## AIM OF THE TASK
Output each line exactly as it appears, skipping any embedded picture.

Figure collection entries:

(begin)

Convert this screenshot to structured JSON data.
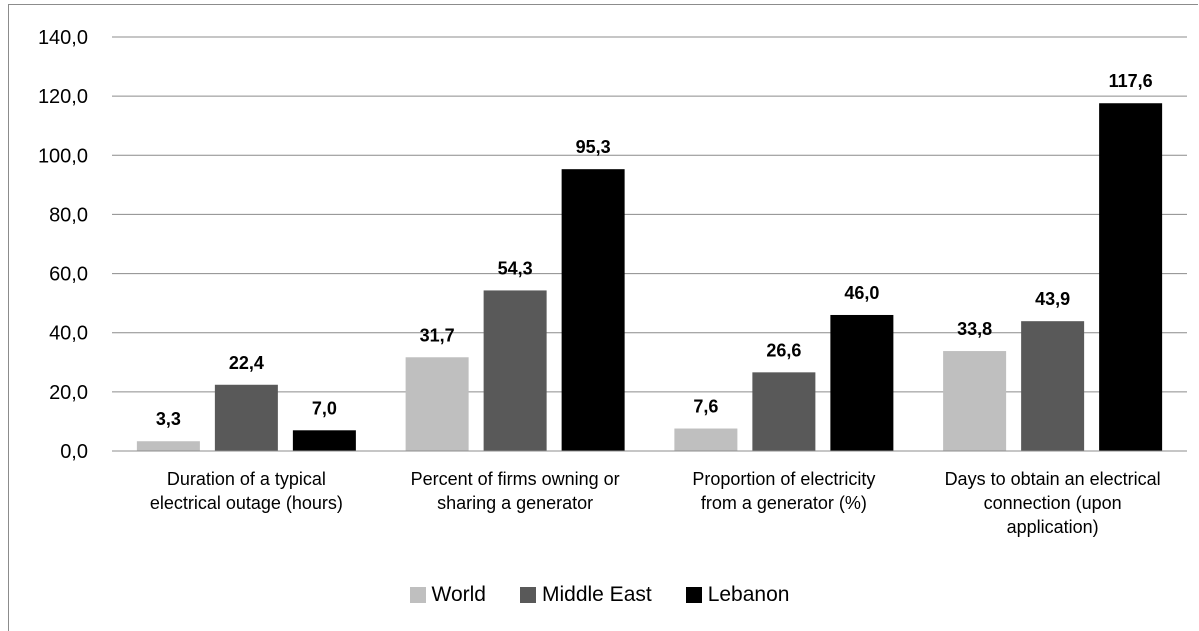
{
  "chart_data": {
    "type": "bar",
    "categories": [
      [
        "Duration of a typical",
        "electrical outage (hours)"
      ],
      [
        "Percent of firms owning or",
        "sharing  a generator"
      ],
      [
        "Proportion of electricity",
        "from a generator (%)"
      ],
      [
        "Days to obtain an electrical",
        "connection (upon",
        "application)"
      ]
    ],
    "series": [
      {
        "name": "World",
        "color": "#bfbfbf",
        "values": [
          3.3,
          31.7,
          7.6,
          33.8
        ],
        "labels": [
          "3,3",
          "31,7",
          "7,6",
          "33,8"
        ]
      },
      {
        "name": "Middle East",
        "color": "#595959",
        "values": [
          22.4,
          54.3,
          26.6,
          43.9
        ],
        "labels": [
          "22,4",
          "54,3",
          "26,6",
          "43,9"
        ]
      },
      {
        "name": "Lebanon",
        "color": "#000000",
        "values": [
          7.0,
          95.3,
          46.0,
          117.6
        ],
        "labels": [
          "7,0",
          "95,3",
          "46,0",
          "117,6"
        ]
      }
    ],
    "ylim": [
      0,
      140
    ],
    "yticks": [
      "0,0",
      "20,0",
      "40,0",
      "60,0",
      "80,0",
      "100,0",
      "120,0",
      "140,0"
    ],
    "grid": true,
    "legend_position": "bottom",
    "title": "",
    "xlabel": "",
    "ylabel": ""
  }
}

(end)

## RESULT OF THE EXERCISE
Convert this screenshot to structured JSON data.
{
  "chart_data": {
    "type": "bar",
    "categories": [
      [
        "Duration of a typical",
        "electrical outage (hours)"
      ],
      [
        "Percent of firms owning or",
        "sharing  a generator"
      ],
      [
        "Proportion of electricity",
        "from a generator (%)"
      ],
      [
        "Days to obtain an electrical",
        "connection (upon",
        "application)"
      ]
    ],
    "series": [
      {
        "name": "World",
        "color": "#bfbfbf",
        "values": [
          3.3,
          31.7,
          7.6,
          33.8
        ],
        "labels": [
          "3,3",
          "31,7",
          "7,6",
          "33,8"
        ]
      },
      {
        "name": "Middle East",
        "color": "#595959",
        "values": [
          22.4,
          54.3,
          26.6,
          43.9
        ],
        "labels": [
          "22,4",
          "54,3",
          "26,6",
          "43,9"
        ]
      },
      {
        "name": "Lebanon",
        "color": "#000000",
        "values": [
          7.0,
          95.3,
          46.0,
          117.6
        ],
        "labels": [
          "7,0",
          "95,3",
          "46,0",
          "117,6"
        ]
      }
    ],
    "ylim": [
      0,
      140
    ],
    "yticks": [
      "0,0",
      "20,0",
      "40,0",
      "60,0",
      "80,0",
      "100,0",
      "120,0",
      "140,0"
    ],
    "grid": true,
    "legend_position": "bottom",
    "title": "",
    "xlabel": "",
    "ylabel": ""
  }
}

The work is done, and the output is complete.